■ Extracted records:
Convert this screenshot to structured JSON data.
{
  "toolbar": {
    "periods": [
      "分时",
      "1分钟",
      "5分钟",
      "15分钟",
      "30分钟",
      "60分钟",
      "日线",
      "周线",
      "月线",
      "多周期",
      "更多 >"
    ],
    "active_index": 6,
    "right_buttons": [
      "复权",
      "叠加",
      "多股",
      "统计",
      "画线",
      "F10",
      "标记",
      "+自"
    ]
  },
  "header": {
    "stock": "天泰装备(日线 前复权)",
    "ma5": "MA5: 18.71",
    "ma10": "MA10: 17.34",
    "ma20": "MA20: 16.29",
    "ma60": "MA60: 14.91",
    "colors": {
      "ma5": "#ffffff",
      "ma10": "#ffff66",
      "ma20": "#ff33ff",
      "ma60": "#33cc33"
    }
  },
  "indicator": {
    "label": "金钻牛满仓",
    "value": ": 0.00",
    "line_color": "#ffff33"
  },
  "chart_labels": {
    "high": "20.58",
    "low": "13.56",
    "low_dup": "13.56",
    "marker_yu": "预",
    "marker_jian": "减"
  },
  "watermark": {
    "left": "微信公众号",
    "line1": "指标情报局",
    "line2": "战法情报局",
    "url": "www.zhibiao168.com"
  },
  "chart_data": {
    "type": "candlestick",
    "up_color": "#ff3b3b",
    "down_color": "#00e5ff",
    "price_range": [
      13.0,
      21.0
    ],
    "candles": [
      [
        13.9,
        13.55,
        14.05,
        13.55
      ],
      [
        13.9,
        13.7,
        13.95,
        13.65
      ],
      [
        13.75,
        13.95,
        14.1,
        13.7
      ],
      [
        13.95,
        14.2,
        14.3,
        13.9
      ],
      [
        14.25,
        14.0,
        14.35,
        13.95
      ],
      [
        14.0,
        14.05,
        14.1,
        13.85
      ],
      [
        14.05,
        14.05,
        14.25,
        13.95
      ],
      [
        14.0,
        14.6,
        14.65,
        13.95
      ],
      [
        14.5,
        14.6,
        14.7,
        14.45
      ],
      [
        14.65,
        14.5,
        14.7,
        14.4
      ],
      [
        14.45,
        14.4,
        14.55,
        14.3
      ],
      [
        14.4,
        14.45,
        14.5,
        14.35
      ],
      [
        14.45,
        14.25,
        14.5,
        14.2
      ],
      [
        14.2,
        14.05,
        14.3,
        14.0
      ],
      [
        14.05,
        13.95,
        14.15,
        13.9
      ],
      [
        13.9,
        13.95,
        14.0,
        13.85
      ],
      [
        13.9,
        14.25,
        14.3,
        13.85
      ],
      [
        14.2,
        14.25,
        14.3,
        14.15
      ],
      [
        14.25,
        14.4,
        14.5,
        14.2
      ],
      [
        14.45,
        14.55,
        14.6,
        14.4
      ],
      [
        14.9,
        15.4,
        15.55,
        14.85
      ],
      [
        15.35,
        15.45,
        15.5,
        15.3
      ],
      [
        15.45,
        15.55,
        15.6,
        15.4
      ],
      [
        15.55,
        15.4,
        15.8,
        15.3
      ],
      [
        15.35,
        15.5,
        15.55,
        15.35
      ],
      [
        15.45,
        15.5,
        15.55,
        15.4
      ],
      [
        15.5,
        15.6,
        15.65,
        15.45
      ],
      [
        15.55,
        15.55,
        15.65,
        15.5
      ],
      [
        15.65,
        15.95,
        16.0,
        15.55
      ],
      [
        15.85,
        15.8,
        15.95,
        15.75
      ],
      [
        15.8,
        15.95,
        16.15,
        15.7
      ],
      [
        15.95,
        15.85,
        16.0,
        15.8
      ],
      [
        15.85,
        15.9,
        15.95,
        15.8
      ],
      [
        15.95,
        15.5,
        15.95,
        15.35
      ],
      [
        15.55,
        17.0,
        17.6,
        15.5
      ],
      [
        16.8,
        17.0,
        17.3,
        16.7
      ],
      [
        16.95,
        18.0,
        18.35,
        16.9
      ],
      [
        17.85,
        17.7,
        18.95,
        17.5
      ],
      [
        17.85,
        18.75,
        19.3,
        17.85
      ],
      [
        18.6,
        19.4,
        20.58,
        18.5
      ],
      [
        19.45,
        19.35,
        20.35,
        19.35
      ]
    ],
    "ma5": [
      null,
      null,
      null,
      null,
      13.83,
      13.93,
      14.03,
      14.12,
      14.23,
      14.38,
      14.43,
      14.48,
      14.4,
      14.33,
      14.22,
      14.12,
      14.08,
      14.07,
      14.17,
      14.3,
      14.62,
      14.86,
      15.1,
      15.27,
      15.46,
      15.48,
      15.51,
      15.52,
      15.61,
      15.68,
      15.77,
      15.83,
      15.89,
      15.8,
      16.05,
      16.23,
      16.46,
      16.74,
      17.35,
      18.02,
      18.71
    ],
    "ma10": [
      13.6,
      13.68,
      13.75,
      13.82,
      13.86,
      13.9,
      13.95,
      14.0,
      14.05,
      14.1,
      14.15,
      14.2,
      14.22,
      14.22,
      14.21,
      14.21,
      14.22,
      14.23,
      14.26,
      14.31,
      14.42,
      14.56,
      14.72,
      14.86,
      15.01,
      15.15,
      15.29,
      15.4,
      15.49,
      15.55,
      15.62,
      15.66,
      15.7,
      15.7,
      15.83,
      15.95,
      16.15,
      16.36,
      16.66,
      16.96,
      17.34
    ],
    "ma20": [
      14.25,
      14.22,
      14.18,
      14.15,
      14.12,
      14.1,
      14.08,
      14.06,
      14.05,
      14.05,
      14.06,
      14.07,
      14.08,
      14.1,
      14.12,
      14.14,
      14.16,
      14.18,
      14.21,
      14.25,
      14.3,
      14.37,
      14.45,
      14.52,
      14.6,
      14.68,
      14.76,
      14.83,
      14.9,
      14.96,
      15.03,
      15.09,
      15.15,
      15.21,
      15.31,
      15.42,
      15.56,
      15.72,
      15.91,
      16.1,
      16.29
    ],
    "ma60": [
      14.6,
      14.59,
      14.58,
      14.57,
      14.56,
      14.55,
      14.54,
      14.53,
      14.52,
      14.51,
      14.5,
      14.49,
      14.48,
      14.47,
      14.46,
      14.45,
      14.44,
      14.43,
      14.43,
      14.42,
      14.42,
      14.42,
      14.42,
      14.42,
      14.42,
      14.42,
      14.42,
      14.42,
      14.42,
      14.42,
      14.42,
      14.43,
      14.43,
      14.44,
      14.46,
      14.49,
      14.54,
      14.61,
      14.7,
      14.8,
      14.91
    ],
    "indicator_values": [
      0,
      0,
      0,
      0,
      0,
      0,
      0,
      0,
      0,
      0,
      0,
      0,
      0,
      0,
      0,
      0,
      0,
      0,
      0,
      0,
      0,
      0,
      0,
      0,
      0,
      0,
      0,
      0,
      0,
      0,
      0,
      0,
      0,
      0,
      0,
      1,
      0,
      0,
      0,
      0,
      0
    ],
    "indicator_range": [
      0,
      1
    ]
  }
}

■ Required work:
Copy out each line exactly.

■ Result of this exercise:
Convert this screenshot to structured JSON data.
{
  "toolbar": {
    "periods": [
      "分时",
      "1分钟",
      "5分钟",
      "15分钟",
      "30分钟",
      "60分钟",
      "日线",
      "周线",
      "月线",
      "多周期",
      "更多 >"
    ],
    "active_index": 6,
    "right_buttons": [
      "复权",
      "叠加",
      "多股",
      "统计",
      "画线",
      "F10",
      "标记",
      "+自"
    ]
  },
  "header": {
    "stock": "天泰装备(日线 前复权)",
    "ma5": "MA5: 18.71",
    "ma10": "MA10: 17.34",
    "ma20": "MA20: 16.29",
    "ma60": "MA60: 14.91",
    "colors": {
      "ma5": "#ffffff",
      "ma10": "#ffff66",
      "ma20": "#ff33ff",
      "ma60": "#33cc33"
    }
  },
  "indicator": {
    "label": "金钻牛满仓",
    "value": ": 0.00",
    "line_color": "#ffff33"
  },
  "chart_labels": {
    "high": "20.58",
    "low": "13.56",
    "low_dup": "13.56",
    "marker_yu": "预",
    "marker_jian": "减"
  },
  "watermark": {
    "left": "微信公众号",
    "line1": "指标情报局",
    "line2": "战法情报局",
    "url": "www.zhibiao168.com"
  },
  "chart_data": {
    "type": "candlestick",
    "up_color": "#ff3b3b",
    "down_color": "#00e5ff",
    "price_range": [
      13.0,
      21.0
    ],
    "candles": [
      [
        13.9,
        13.55,
        14.05,
        13.55
      ],
      [
        13.9,
        13.7,
        13.95,
        13.65
      ],
      [
        13.75,
        13.95,
        14.1,
        13.7
      ],
      [
        13.95,
        14.2,
        14.3,
        13.9
      ],
      [
        14.25,
        14.0,
        14.35,
        13.95
      ],
      [
        14.0,
        14.05,
        14.1,
        13.85
      ],
      [
        14.05,
        14.05,
        14.25,
        13.95
      ],
      [
        14.0,
        14.6,
        14.65,
        13.95
      ],
      [
        14.5,
        14.6,
        14.7,
        14.45
      ],
      [
        14.65,
        14.5,
        14.7,
        14.4
      ],
      [
        14.45,
        14.4,
        14.55,
        14.3
      ],
      [
        14.4,
        14.45,
        14.5,
        14.35
      ],
      [
        14.45,
        14.25,
        14.5,
        14.2
      ],
      [
        14.2,
        14.05,
        14.3,
        14.0
      ],
      [
        14.05,
        13.95,
        14.15,
        13.9
      ],
      [
        13.9,
        13.95,
        14.0,
        13.85
      ],
      [
        13.9,
        14.25,
        14.3,
        13.85
      ],
      [
        14.2,
        14.25,
        14.3,
        14.15
      ],
      [
        14.25,
        14.4,
        14.5,
        14.2
      ],
      [
        14.45,
        14.55,
        14.6,
        14.4
      ],
      [
        14.9,
        15.4,
        15.55,
        14.85
      ],
      [
        15.35,
        15.45,
        15.5,
        15.3
      ],
      [
        15.45,
        15.55,
        15.6,
        15.4
      ],
      [
        15.55,
        15.4,
        15.8,
        15.3
      ],
      [
        15.35,
        15.5,
        15.55,
        15.35
      ],
      [
        15.45,
        15.5,
        15.55,
        15.4
      ],
      [
        15.5,
        15.6,
        15.65,
        15.45
      ],
      [
        15.55,
        15.55,
        15.65,
        15.5
      ],
      [
        15.65,
        15.95,
        16.0,
        15.55
      ],
      [
        15.85,
        15.8,
        15.95,
        15.75
      ],
      [
        15.8,
        15.95,
        16.15,
        15.7
      ],
      [
        15.95,
        15.85,
        16.0,
        15.8
      ],
      [
        15.85,
        15.9,
        15.95,
        15.8
      ],
      [
        15.95,
        15.5,
        15.95,
        15.35
      ],
      [
        15.55,
        17.0,
        17.6,
        15.5
      ],
      [
        16.8,
        17.0,
        17.3,
        16.7
      ],
      [
        16.95,
        18.0,
        18.35,
        16.9
      ],
      [
        17.85,
        17.7,
        18.95,
        17.5
      ],
      [
        17.85,
        18.75,
        19.3,
        17.85
      ],
      [
        18.6,
        19.4,
        20.58,
        18.5
      ],
      [
        19.45,
        19.35,
        20.35,
        19.35
      ]
    ],
    "ma5": [
      null,
      null,
      null,
      null,
      13.83,
      13.93,
      14.03,
      14.12,
      14.23,
      14.38,
      14.43,
      14.48,
      14.4,
      14.33,
      14.22,
      14.12,
      14.08,
      14.07,
      14.17,
      14.3,
      14.62,
      14.86,
      15.1,
      15.27,
      15.46,
      15.48,
      15.51,
      15.52,
      15.61,
      15.68,
      15.77,
      15.83,
      15.89,
      15.8,
      16.05,
      16.23,
      16.46,
      16.74,
      17.35,
      18.02,
      18.71
    ],
    "ma10": [
      13.6,
      13.68,
      13.75,
      13.82,
      13.86,
      13.9,
      13.95,
      14.0,
      14.05,
      14.1,
      14.15,
      14.2,
      14.22,
      14.22,
      14.21,
      14.21,
      14.22,
      14.23,
      14.26,
      14.31,
      14.42,
      14.56,
      14.72,
      14.86,
      15.01,
      15.15,
      15.29,
      15.4,
      15.49,
      15.55,
      15.62,
      15.66,
      15.7,
      15.7,
      15.83,
      15.95,
      16.15,
      16.36,
      16.66,
      16.96,
      17.34
    ],
    "ma20": [
      14.25,
      14.22,
      14.18,
      14.15,
      14.12,
      14.1,
      14.08,
      14.06,
      14.05,
      14.05,
      14.06,
      14.07,
      14.08,
      14.1,
      14.12,
      14.14,
      14.16,
      14.18,
      14.21,
      14.25,
      14.3,
      14.37,
      14.45,
      14.52,
      14.6,
      14.68,
      14.76,
      14.83,
      14.9,
      14.96,
      15.03,
      15.09,
      15.15,
      15.21,
      15.31,
      15.42,
      15.56,
      15.72,
      15.91,
      16.1,
      16.29
    ],
    "ma60": [
      14.6,
      14.59,
      14.58,
      14.57,
      14.56,
      14.55,
      14.54,
      14.53,
      14.52,
      14.51,
      14.5,
      14.49,
      14.48,
      14.47,
      14.46,
      14.45,
      14.44,
      14.43,
      14.43,
      14.42,
      14.42,
      14.42,
      14.42,
      14.42,
      14.42,
      14.42,
      14.42,
      14.42,
      14.42,
      14.42,
      14.42,
      14.43,
      14.43,
      14.44,
      14.46,
      14.49,
      14.54,
      14.61,
      14.7,
      14.8,
      14.91
    ],
    "indicator_values": [
      0,
      0,
      0,
      0,
      0,
      0,
      0,
      0,
      0,
      0,
      0,
      0,
      0,
      0,
      0,
      0,
      0,
      0,
      0,
      0,
      0,
      0,
      0,
      0,
      0,
      0,
      0,
      0,
      0,
      0,
      0,
      0,
      0,
      0,
      0,
      1,
      0,
      0,
      0,
      0,
      0
    ],
    "indicator_range": [
      0,
      1
    ]
  }
}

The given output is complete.